Given exercise:
Copy the data precisely, character for character, and leave out every picture.

#### Stored data ####

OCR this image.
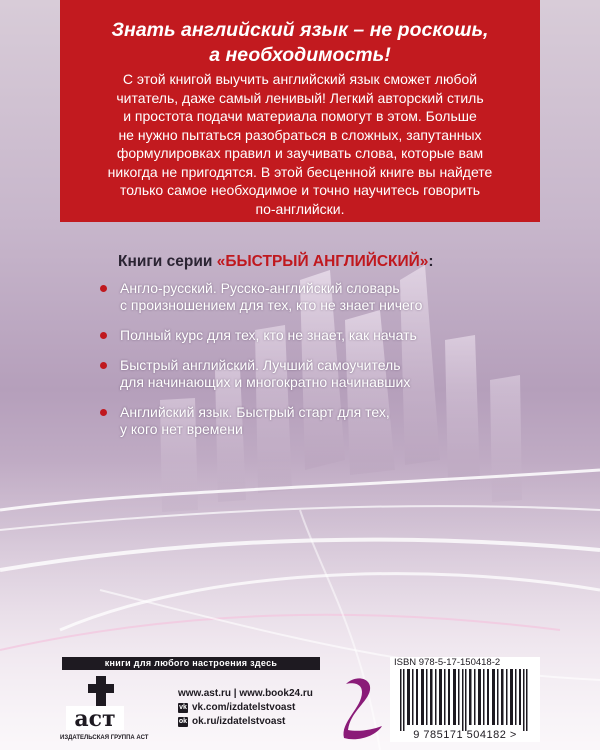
Знать английский язык – не роскошь,
а необходимость!
С этой книгой выучить английский язык сможет любой
читатель, даже самый ленивый! Легкий авторский стиль
и простота подачи материала помогут в этом. Больше
не нужно пытаться разобраться в сложных, запутанных
формулировках правил и заучивать слова, которые вам
никогда не пригодятся. В этой бесценной книге вы найдете
только самое необходимое и точно научитесь говорить
по-английски.
Книги серии «БЫСТРЫЙ АНГЛИЙСКИЙ»:
Англо-русский. Русско-английский словарь
с произношением для тех, кто не знает ничего
Полный курс для тех, кто не знает, как начать
Быстрый английский. Лучший самоучитель
для начинающих и многократно начинавших
Английский язык. Быстрый старт для тех,
у кого нет времени
книги для любого настроения здесь
аст
ИЗДАТЕЛЬСКАЯ ГРУППА АСТ
www.ast.ru | www.book24.ru
vk vk.com/izdatelstvoast
ok ok.ru/izdatelstvoast
ISBN 978-5-17-150418-2
9 785171 504182 >
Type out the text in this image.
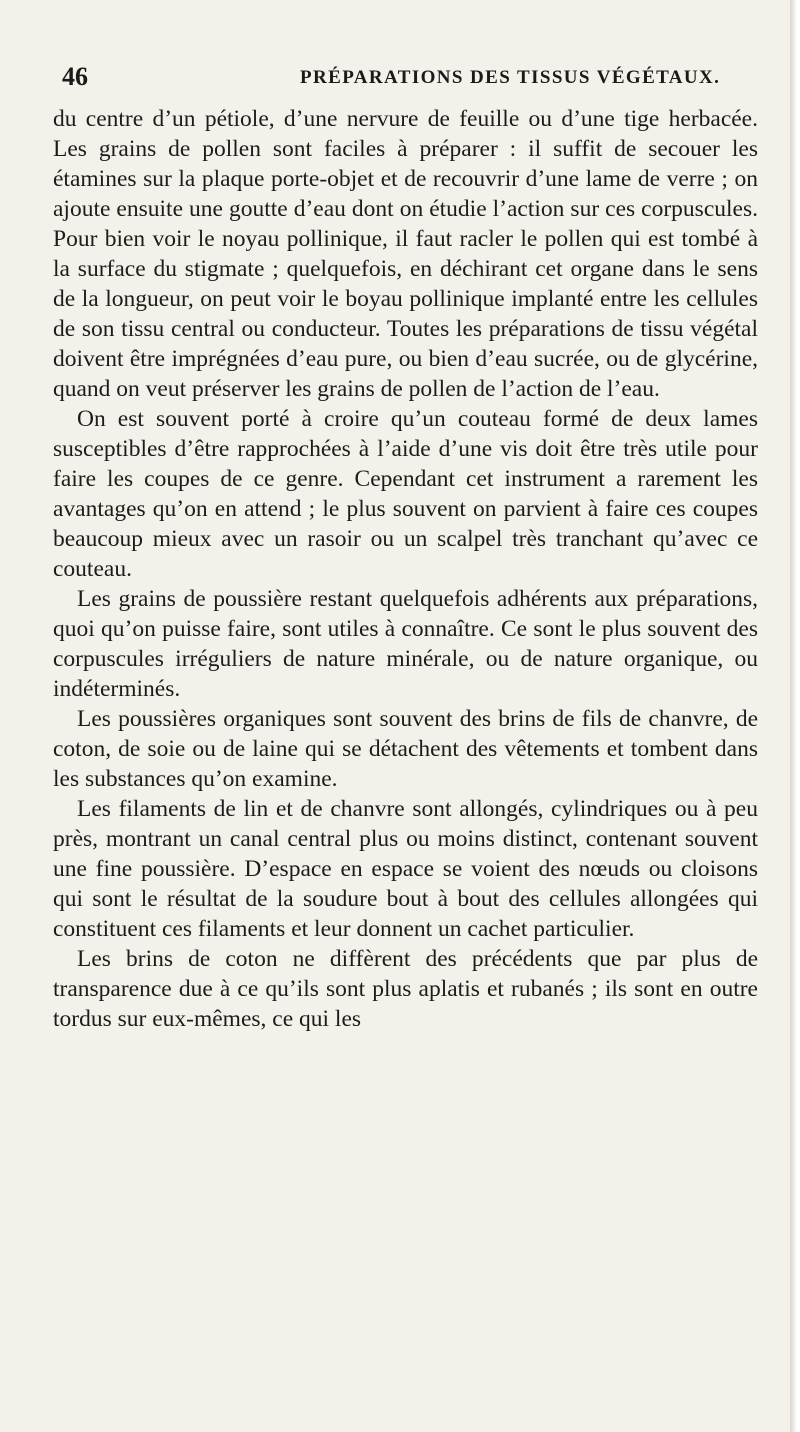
46	PRÉPARATIONS DES TISSUS VÉGÉTAUX.

du centre d’un pétiole, d’une nervure de feuille ou d’une tige herbacée. Les grains de pollen sont faciles à préparer : il suffit de secouer les étamines sur la plaque porte-objet et de recouvrir d’une lame de verre ; on ajoute ensuite une goutte d’eau dont on étudie l’action sur ces corpuscules. Pour bien voir le noyau pollinique, il faut racler le pollen qui est tombé à la surface du stigmate ; quelquefois, en déchirant cet organe dans le sens de la longueur, on peut voir le boyau pollinique implanté entre les cellules de son tissu central ou conducteur. Toutes les préparations de tissu végétal doivent être imprégnées d’eau pure, ou bien d’eau sucrée, ou de glycérine, quand on veut préserver les grains de pollen de l’action de l’eau.

On est souvent porté à croire qu’un couteau formé de deux lames susceptibles d’être rapprochées à l’aide d’une vis doit être très utile pour faire les coupes de ce genre. Cependant cet instrument a rarement les avantages qu’on en attend ; le plus souvent on parvient à faire ces coupes beaucoup mieux avec un rasoir ou un scalpel très tranchant qu’avec ce couteau.

Les grains de poussière restant quelquefois adhérents aux préparations, quoi qu’on puisse faire, sont utiles à connaître. Ce sont le plus souvent des corpuscules irréguliers de nature minérale, ou de nature organique, ou indéterminés.

Les poussières organiques sont souvent des brins de fils de chanvre, de coton, de soie ou de laine qui se détachent des vêtements et tombent dans les substances qu’on examine.

Les filaments de lin et de chanvre sont allongés, cylindriques ou à peu près, montrant un canal central plus ou moins distinct, contenant souvent une fine poussière. D’espace en espace se voient des nœuds ou cloisons qui sont le résultat de la soudure bout à bout des cellules allongées qui constituent ces filaments et leur donnent un cachet particulier.

Les brins de coton ne diffèrent des précédents que par plus de transparence due à ce qu’ils sont plus aplatis et rubanés ; ils sont en outre tordus sur eux-mêmes, ce qui les
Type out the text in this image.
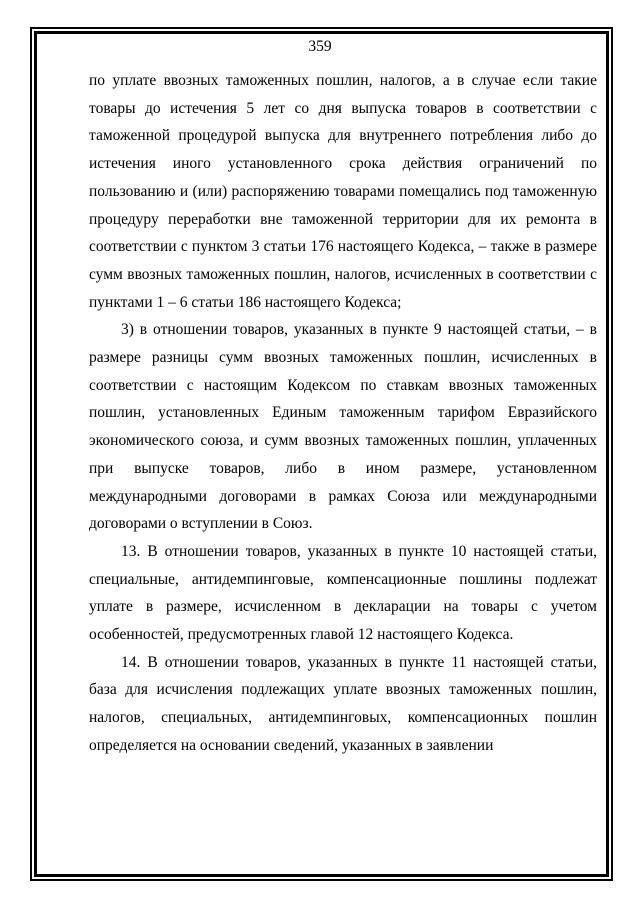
359

по уплате ввозных таможенных пошлин, налогов, а в случае если такие товары до истечения 5 лет со дня выпуска товаров в соответствии с таможенной процедурой выпуска для внутреннего потребления либо до истечения иного установленного срока действия ограничений по пользованию и (или) распоряжению товарами помещались под таможенную процедуру переработки вне таможенной территории для их ремонта в соответствии с пунктом 3 статьи 176 настоящего Кодекса, – также в размере сумм ввозных таможенных пошлин, налогов, исчисленных в соответствии с пунктами 1 – 6 статьи 186 настоящего Кодекса;

3) в отношении товаров, указанных в пункте 9 настоящей статьи, – в размере разницы сумм ввозных таможенных пошлин, исчисленных в соответствии с настоящим Кодексом по ставкам ввозных таможенных пошлин, установленных Единым таможенным тарифом Евразийского экономического союза, и сумм ввозных таможенных пошлин, уплаченных при выпуске товаров, либо в ином размере, установленном международными договорами в рамках Союза или международными договорами о вступлении в Союз.

13. В отношении товаров, указанных в пункте 10 настоящей статьи, специальные, антидемпинговые, компенсационные пошлины подлежат уплате в размере, исчисленном в декларации на товары с учетом особенностей, предусмотренных главой 12 настоящего Кодекса.

14. В отношении товаров, указанных в пункте 11 настоящей статьи, база для исчисления подлежащих уплате ввозных таможенных пошлин, налогов, специальных, антидемпинговых, компенсационных пошлин определяется на основании сведений, указанных в заявлении
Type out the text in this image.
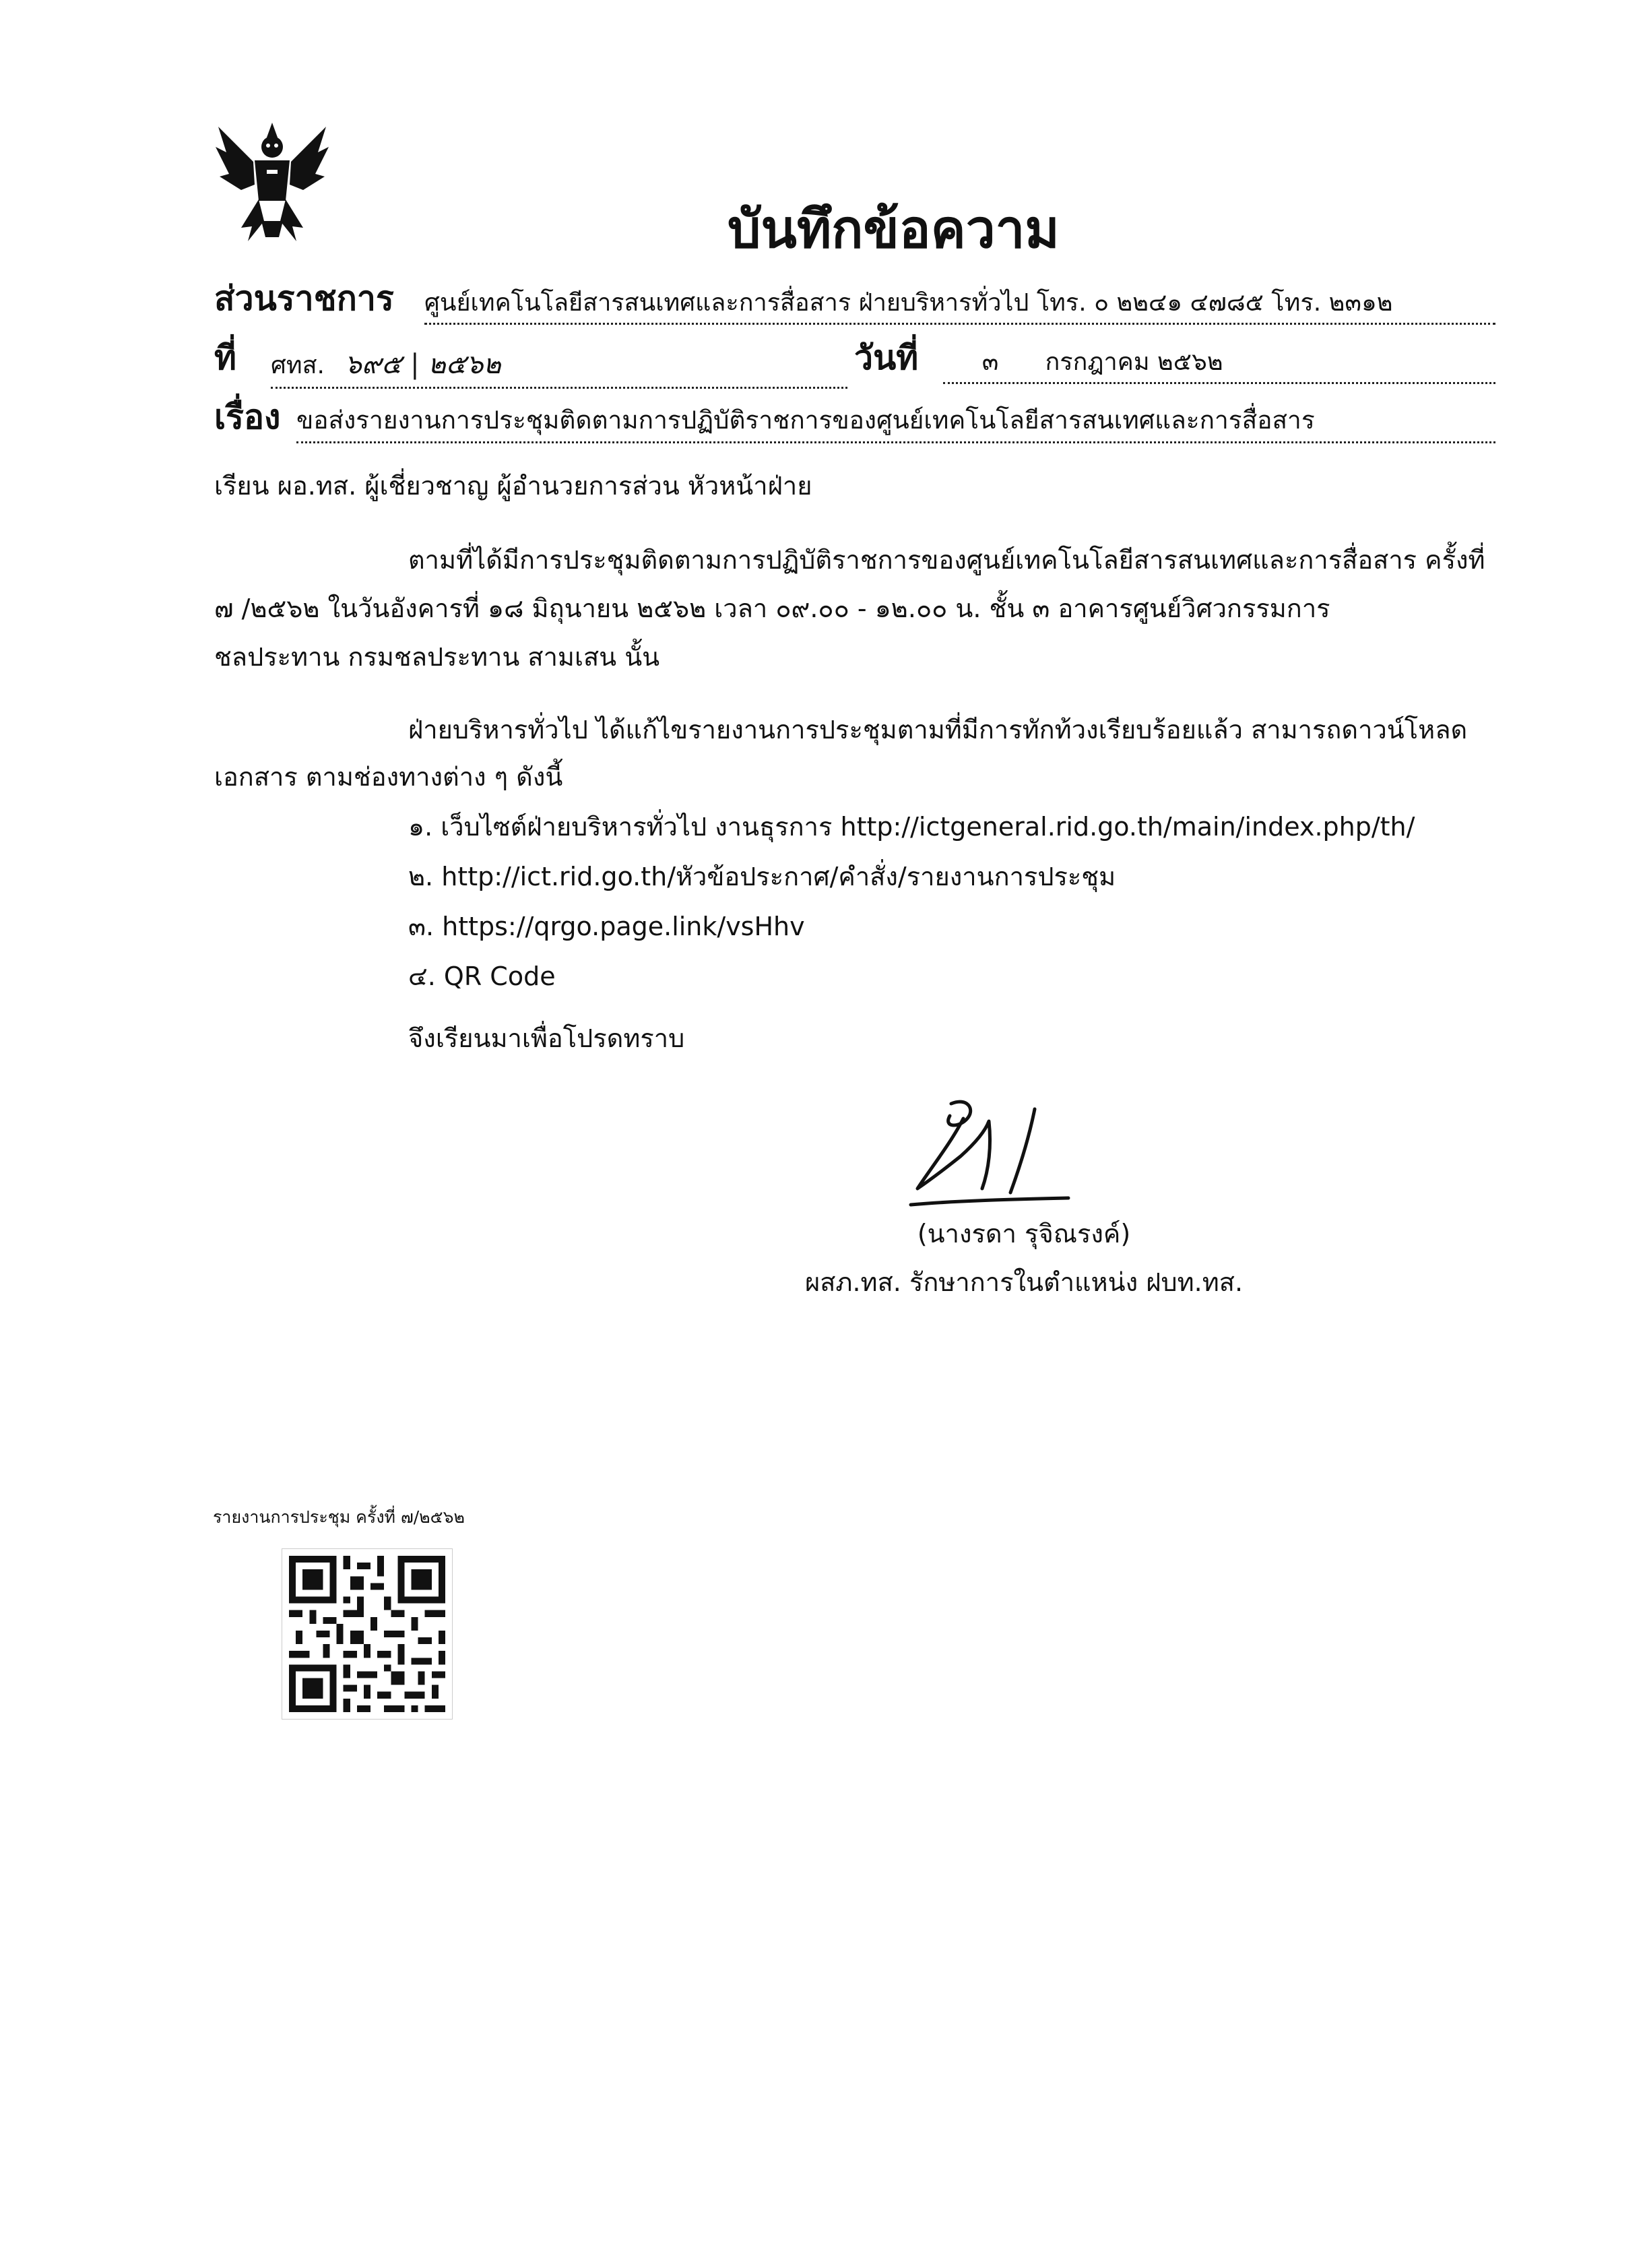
บันทึกข้อความ
ส่วนราชการ ศูนย์เทคโนโลยีสารสนเทศและการสื่อสาร ฝ่ายบริหารทั่วไป โทร. ๐ ๒๒๔๑ ๔๗๘๕ โทร. ๒๓๑๒
ที่ ศทส. ๖๙๕ | ๒๕๖๒	วันที่	๓ กรกฎาคม ๒๕๖๒
เรื่อง ขอส่งรายงานการประชุมติดตามการปฏิบัติราชการของศูนย์เทคโนโลยีสารสนเทศและการสื่อสาร
เรียน ผอ.ทส. ผู้เชี่ยวชาญ ผู้อำนวยการส่วน หัวหน้าฝ่าย
ตามที่ได้มีการประชุมติดตามการปฏิบัติราชการของศูนย์เทคโนโลยีสารสนเทศและการสื่อสาร ครั้งที่
๗ /๒๕๖๒ ในวันอังคารที่ ๑๘ มิถุนายน ๒๕๖๒ เวลา ๐๙.๐๐ - ๑๒.๐๐ น. ชั้น ๓ อาคารศูนย์วิศวกรรมการ
ชลประทาน กรมชลประทาน สามเสน นั้น
ฝ่ายบริหารทั่วไป ได้แก้ไขรายงานการประชุมตามที่มีการทักท้วงเรียบร้อยแล้ว สามารถดาวน์โหลด
เอกสาร ตามช่องทางต่าง ๆ ดังนี้
๑. เว็บไซต์ฝ่ายบริหารทั่วไป งานธุรการ http://ictgeneral.rid.go.th/main/index.php/th/
๒. http://ict.rid.go.th/หัวข้อประกาศ/คำสั่ง/รายงานการประชุม
๓. https://qrgo.page.link/vsHhv
๔. QR Code
จึงเรียนมาเพื่อโปรดทราบ
(นางรดา รุจิณรงค์)
ผสภ.ทส. รักษาการในตำแหน่ง ฝบท.ทส.
รายงานการประชุม ครั้งที่ ๗/๒๕๖๒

####

Exercise answer:
OCR this image.
Знать английский язык – не роскошь,
а необходимость!
С этой книгой выучить английский язык сможет любой
читатель, даже самый ленивый! Легкий авторский стиль
и простота подачи материала помогут в этом. Больше
не нужно пытаться разобраться в сложных, запутанных
формулировках правил и заучивать слова, которые вам
никогда не пригодятся. В этой бесценной книге вы найдете
только самое необходимое и точно научитесь говорить
по-английски.
Книги серии «БЫСТРЫЙ АНГЛИЙСКИЙ»:
Англо-русский. Русско-английский словарь
с произношением для тех, кто не знает ничего
Полный курс для тех, кто не знает, как начать
Быстрый английский. Лучший самоучитель
для начинающих и многократно начинавших
Английский язык. Быстрый старт для тех,
у кого нет времени
книги для любого настроения здесь
аст
ИЗДАТЕЛЬСКАЯ ГРУППА АСТ
www.ast.ru | www.book24.ru
vk vk.com/izdatelstvoast
ok ok.ru/izdatelstvoast
ISBN 978-5-17-150418-2
9 785171 504182 >
Type out the text in this image.
46	PRÉPARATIONS DES TISSUS VÉGÉTAUX.

du centre d’un pétiole, d’une nervure de feuille ou d’une tige herbacée. Les grains de pollen sont faciles à préparer : il suffit de secouer les étamines sur la plaque porte-objet et de recouvrir d’une lame de verre ; on ajoute ensuite une goutte d’eau dont on étudie l’action sur ces corpuscules. Pour bien voir le noyau pollinique, il faut racler le pollen qui est tombé à la surface du stigmate ; quelquefois, en déchirant cet organe dans le sens de la longueur, on peut voir le boyau pollinique implanté entre les cellules de son tissu central ou conducteur. Toutes les préparations de tissu végétal doivent être imprégnées d’eau pure, ou bien d’eau sucrée, ou de glycérine, quand on veut préserver les grains de pollen de l’action de l’eau.

On est souvent porté à croire qu’un couteau formé de deux lames susceptibles d’être rapprochées à l’aide d’une vis doit être très utile pour faire les coupes de ce genre. Cependant cet instrument a rarement les avantages qu’on en attend ; le plus souvent on parvient à faire ces coupes beaucoup mieux avec un rasoir ou un scalpel très tranchant qu’avec ce couteau.

Les grains de poussière restant quelquefois adhérents aux préparations, quoi qu’on puisse faire, sont utiles à connaître. Ce sont le plus souvent des corpuscules irréguliers de nature minérale, ou de nature organique, ou indéterminés.

Les poussières organiques sont souvent des brins de fils de chanvre, de coton, de soie ou de laine qui se détachent des vêtements et tombent dans les substances qu’on examine.

Les filaments de lin et de chanvre sont allongés, cylindriques ou à peu près, montrant un canal central plus ou moins distinct, contenant souvent une fine poussière. D’espace en espace se voient des nœuds ou cloisons qui sont le résultat de la soudure bout à bout des cellules allongées qui constituent ces filaments et leur donnent un cachet particulier.

Les brins de coton ne diffèrent des précédents que par plus de transparence due à ce qu’ils sont plus aplatis et rubanés ; ils sont en outre tordus sur eux-mêmes, ce qui les
Type out the text in this image.
359

по уплате ввозных таможенных пошлин, налогов, а в случае если такие товары до истечения 5 лет со дня выпуска товаров в соответствии с таможенной процедурой выпуска для внутреннего потребления либо до истечения иного установленного срока действия ограничений по пользованию и (или) распоряжению товарами помещались под таможенную процедуру переработки вне таможенной территории для их ремонта в соответствии с пунктом 3 статьи 176 настоящего Кодекса, – также в размере сумм ввозных таможенных пошлин, налогов, исчисленных в соответствии с пунктами 1 – 6 статьи 186 настоящего Кодекса;

3) в отношении товаров, указанных в пункте 9 настоящей статьи, – в размере разницы сумм ввозных таможенных пошлин, исчисленных в соответствии с настоящим Кодексом по ставкам ввозных таможенных пошлин, установленных Единым таможенным тарифом Евразийского экономического союза, и сумм ввозных таможенных пошлин, уплаченных при выпуске товаров, либо в ином размере, установленном международными договорами в рамках Союза или международными договорами о вступлении в Союз.

13. В отношении товаров, указанных в пункте 10 настоящей статьи, специальные, антидемпинговые, компенсационные пошлины подлежат уплате в размере, исчисленном в декларации на товары с учетом особенностей, предусмотренных главой 12 настоящего Кодекса.

14. В отношении товаров, указанных в пункте 11 настоящей статьи, база для исчисления подлежащих уплате ввозных таможенных пошлин, налогов, специальных, антидемпинговых, компенсационных пошлин определяется на основании сведений, указанных в заявлении
Type out the text in this image.
บันทึกข้อความ
ส่วนราชการ ศูนย์เทคโนโลยีสารสนเทศและการสื่อสาร ฝ่ายบริหารทั่วไป โทร. ๐ ๒๒๔๑ ๔๗๘๕ โทร. ๒๓๑๒
ที่ ศทส. ๖๙๕ | ๒๕๖๒	วันที่	๓ กรกฎาคม ๒๕๖๒
เรื่อง ขอส่งรายงานการประชุมติดตามการปฏิบัติราชการของศูนย์เทคโนโลยีสารสนเทศและการสื่อสาร
เรียน ผอ.ทส. ผู้เชี่ยวชาญ ผู้อำนวยการส่วน หัวหน้าฝ่าย
ตามที่ได้มีการประชุมติดตามการปฏิบัติราชการของศูนย์เทคโนโลยีสารสนเทศและการสื่อสาร ครั้งที่
๗ /๒๕๖๒ ในวันอังคารที่ ๑๘ มิถุนายน ๒๕๖๒ เวลา ๐๙.๐๐ - ๑๒.๐๐ น. ชั้น ๓ อาคารศูนย์วิศวกรรมการ
ชลประทาน กรมชลประทาน สามเสน นั้น
ฝ่ายบริหารทั่วไป ได้แก้ไขรายงานการประชุมตามที่มีการทักท้วงเรียบร้อยแล้ว สามารถดาวน์โหลด
เอกสาร ตามช่องทางต่าง ๆ ดังนี้
๑. เว็บไซต์ฝ่ายบริหารทั่วไป งานธุรการ http://ictgeneral.rid.go.th/main/index.php/th/
๒. http://ict.rid.go.th/หัวข้อประกาศ/คำสั่ง/รายงานการประชุม
๓. https://qrgo.page.link/vsHhv
๔. QR Code
จึงเรียนมาเพื่อโปรดทราบ
(นางรดา รุจิณรงค์)
ผสภ.ทส. รักษาการในตำแหน่ง ฝบท.ทส.
รายงานการประชุม ครั้งที่ ๗/๒๕๖๒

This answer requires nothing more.